EXERCISE BRIEF:
Select the lines below containing the word "article".

MATERIAL FOR THIS EXERCISE:

* * * * * * *

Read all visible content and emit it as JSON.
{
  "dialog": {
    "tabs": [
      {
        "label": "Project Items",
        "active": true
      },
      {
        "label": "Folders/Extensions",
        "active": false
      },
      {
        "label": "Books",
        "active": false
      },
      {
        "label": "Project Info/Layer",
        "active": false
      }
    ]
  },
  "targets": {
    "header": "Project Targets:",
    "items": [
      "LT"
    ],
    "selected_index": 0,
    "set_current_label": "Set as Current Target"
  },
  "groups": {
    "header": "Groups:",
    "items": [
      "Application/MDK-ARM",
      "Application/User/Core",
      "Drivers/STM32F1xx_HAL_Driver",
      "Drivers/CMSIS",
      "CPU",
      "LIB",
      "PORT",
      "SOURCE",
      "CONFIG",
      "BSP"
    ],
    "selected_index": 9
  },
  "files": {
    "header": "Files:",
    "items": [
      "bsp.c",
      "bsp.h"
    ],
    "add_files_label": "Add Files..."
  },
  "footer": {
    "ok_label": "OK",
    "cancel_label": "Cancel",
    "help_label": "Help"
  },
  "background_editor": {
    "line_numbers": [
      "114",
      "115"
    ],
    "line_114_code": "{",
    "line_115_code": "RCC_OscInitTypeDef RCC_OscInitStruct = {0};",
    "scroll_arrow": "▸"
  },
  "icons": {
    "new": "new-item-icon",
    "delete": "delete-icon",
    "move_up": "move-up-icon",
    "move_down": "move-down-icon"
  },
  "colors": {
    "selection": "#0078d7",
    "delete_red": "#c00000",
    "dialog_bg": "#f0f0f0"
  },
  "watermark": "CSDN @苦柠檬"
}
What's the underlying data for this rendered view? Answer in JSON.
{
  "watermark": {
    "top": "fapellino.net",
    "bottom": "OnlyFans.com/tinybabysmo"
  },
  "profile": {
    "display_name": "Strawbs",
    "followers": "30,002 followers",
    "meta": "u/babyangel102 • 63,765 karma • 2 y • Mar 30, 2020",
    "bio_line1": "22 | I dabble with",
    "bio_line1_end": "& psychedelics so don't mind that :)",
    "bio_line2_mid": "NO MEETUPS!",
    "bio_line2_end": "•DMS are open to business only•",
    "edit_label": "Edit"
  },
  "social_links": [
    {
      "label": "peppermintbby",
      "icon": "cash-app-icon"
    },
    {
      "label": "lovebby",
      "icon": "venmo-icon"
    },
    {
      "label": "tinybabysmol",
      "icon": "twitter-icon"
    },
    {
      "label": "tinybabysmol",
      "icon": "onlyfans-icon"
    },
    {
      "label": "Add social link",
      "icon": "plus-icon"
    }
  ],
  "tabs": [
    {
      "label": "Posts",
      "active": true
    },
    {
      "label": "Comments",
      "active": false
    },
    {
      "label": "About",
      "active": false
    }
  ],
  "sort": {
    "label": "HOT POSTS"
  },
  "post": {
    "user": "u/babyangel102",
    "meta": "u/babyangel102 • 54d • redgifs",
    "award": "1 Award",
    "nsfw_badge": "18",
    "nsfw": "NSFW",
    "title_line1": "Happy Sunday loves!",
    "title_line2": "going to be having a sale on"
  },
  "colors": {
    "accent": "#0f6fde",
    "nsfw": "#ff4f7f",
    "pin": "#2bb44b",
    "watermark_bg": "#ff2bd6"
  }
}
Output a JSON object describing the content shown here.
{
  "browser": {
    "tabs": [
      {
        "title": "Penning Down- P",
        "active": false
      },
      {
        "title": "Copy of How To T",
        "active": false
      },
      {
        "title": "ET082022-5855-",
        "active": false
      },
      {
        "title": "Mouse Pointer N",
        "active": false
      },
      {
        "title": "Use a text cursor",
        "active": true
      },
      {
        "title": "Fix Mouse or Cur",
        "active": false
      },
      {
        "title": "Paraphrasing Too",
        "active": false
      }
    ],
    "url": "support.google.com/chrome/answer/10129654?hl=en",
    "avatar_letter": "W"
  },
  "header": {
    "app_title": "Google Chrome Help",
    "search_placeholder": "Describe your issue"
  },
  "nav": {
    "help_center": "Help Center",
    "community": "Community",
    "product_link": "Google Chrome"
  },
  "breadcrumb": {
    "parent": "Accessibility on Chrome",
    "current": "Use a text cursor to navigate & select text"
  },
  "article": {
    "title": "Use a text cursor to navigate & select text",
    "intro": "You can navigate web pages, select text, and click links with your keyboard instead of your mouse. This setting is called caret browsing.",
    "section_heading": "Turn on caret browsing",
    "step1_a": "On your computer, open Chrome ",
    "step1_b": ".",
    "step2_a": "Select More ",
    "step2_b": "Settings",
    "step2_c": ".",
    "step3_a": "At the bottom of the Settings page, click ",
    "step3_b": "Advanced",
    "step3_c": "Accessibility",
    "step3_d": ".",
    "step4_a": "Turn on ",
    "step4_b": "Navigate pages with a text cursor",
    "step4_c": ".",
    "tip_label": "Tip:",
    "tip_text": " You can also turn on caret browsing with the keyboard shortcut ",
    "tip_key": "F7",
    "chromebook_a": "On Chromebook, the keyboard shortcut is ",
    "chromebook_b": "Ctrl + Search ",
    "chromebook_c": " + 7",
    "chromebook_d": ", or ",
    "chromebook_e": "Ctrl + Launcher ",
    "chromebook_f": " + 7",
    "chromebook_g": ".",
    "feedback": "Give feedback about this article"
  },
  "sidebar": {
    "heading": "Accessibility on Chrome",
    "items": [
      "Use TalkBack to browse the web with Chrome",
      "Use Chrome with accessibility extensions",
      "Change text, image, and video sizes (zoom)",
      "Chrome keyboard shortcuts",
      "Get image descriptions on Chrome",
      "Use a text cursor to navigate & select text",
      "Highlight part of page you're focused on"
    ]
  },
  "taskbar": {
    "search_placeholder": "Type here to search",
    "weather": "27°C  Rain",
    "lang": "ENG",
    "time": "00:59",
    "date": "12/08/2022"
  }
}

* * * * * * *

OUTPUT FOR THIS TASK:
  "article": {
    "feedback": "Give feedback about this article"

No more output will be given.